● Problem:
In the records below, find each line containing the word "name" and copy it.

● Recorded data:

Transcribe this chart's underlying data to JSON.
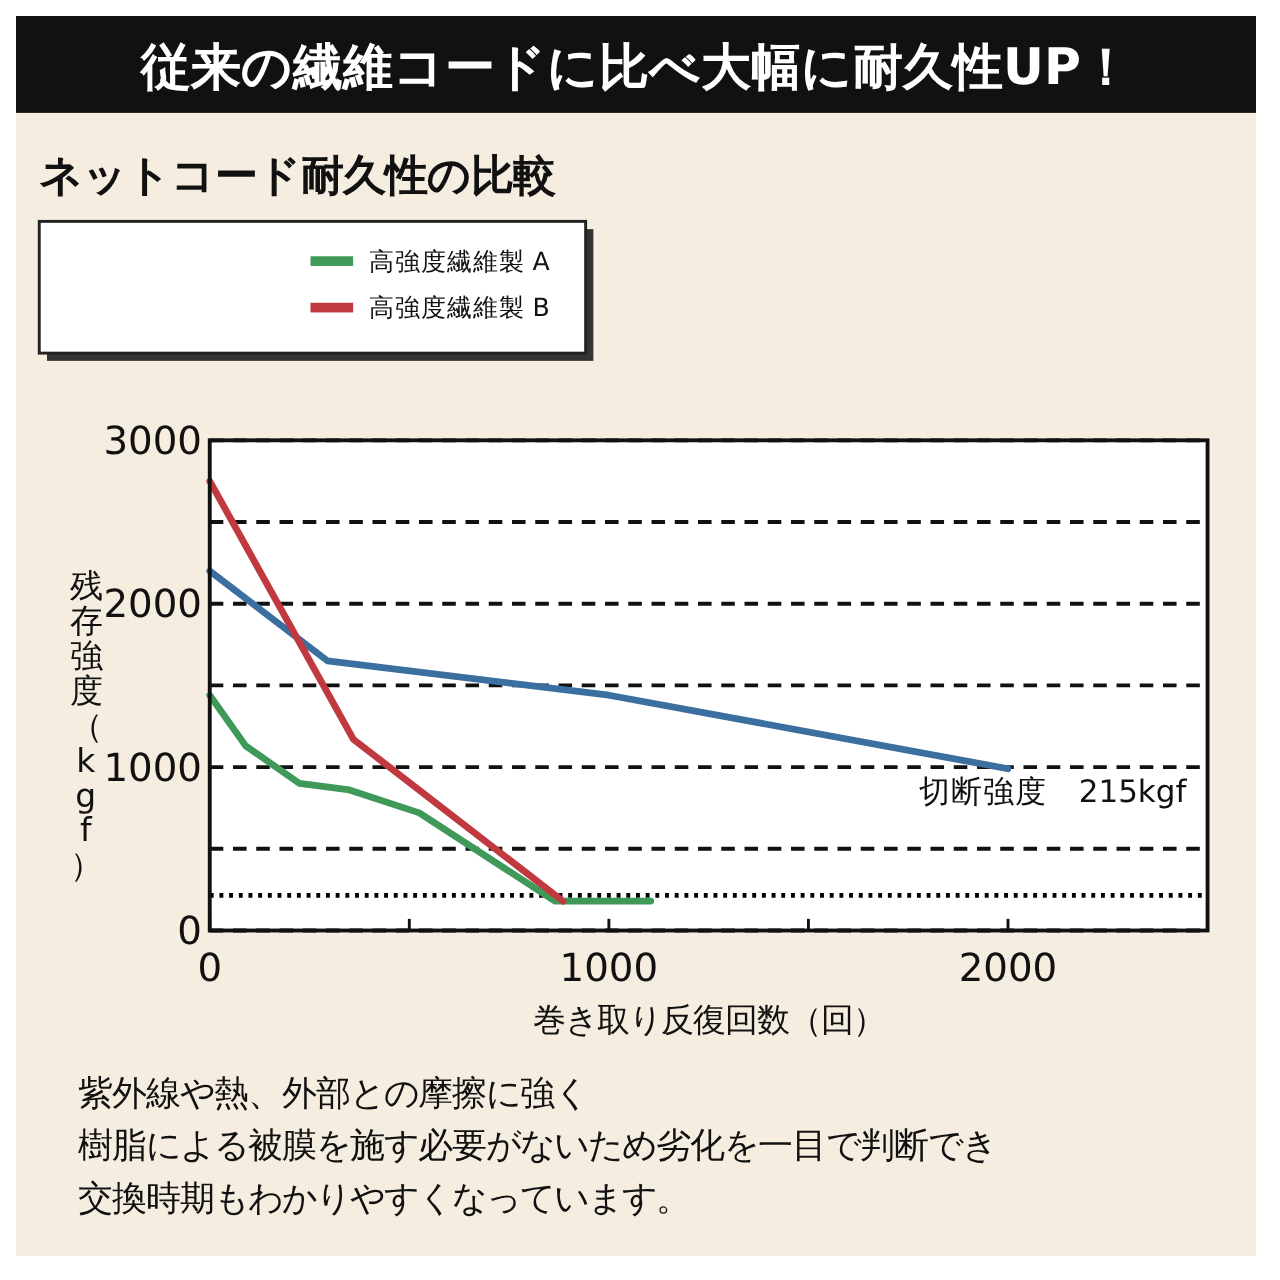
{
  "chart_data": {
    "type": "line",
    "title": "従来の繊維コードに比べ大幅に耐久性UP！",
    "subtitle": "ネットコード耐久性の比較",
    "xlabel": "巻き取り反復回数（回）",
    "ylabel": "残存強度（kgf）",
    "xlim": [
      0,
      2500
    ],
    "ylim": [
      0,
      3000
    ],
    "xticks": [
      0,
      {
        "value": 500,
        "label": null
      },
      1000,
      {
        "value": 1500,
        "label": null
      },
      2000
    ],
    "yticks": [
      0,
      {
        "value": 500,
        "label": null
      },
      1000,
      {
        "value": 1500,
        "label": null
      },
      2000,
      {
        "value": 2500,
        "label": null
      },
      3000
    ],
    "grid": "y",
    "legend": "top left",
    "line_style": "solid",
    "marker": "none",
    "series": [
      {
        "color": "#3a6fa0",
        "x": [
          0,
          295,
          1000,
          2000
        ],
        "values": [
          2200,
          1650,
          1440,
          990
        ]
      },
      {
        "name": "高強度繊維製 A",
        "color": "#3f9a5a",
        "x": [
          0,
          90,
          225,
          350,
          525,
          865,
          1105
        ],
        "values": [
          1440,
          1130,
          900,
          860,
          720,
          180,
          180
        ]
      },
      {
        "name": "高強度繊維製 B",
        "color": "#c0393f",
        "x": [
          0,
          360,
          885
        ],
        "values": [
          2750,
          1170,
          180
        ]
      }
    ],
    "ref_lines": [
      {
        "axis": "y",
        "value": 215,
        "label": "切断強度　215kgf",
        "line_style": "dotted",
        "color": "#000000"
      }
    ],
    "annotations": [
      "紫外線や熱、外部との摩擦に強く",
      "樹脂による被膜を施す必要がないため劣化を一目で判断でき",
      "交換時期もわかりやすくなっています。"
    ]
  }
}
...
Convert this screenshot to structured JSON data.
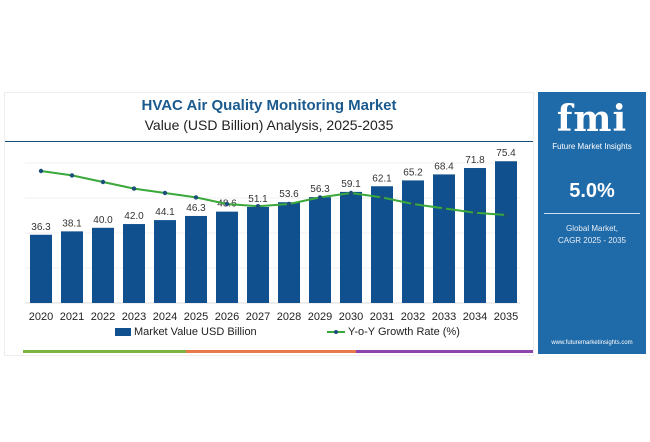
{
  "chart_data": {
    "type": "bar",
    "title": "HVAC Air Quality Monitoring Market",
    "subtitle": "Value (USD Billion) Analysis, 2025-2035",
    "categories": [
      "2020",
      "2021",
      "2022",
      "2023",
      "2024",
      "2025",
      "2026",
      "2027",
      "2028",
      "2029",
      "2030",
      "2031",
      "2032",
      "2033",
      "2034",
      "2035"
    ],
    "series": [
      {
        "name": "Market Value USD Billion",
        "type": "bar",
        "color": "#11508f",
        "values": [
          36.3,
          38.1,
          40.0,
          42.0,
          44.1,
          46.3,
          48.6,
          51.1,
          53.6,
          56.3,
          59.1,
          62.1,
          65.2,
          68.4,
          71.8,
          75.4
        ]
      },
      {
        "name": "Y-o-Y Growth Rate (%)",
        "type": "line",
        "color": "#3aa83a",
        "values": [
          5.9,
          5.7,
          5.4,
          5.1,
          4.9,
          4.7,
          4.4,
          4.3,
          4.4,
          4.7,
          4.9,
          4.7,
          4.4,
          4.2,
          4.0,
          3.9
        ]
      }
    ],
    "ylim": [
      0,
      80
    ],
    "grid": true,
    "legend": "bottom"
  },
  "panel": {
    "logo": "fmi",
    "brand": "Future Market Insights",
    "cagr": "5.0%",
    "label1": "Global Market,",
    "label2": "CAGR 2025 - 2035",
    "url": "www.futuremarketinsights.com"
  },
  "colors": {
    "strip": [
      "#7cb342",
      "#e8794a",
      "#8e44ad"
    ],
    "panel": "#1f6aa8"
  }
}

● Output for this task:
        "name": "高強度繊維製 A",
        "name": "高強度繊維製 B",
        "name": "Market Value USD Billion",
        "name": "Y-o-Y Growth Rate (%)",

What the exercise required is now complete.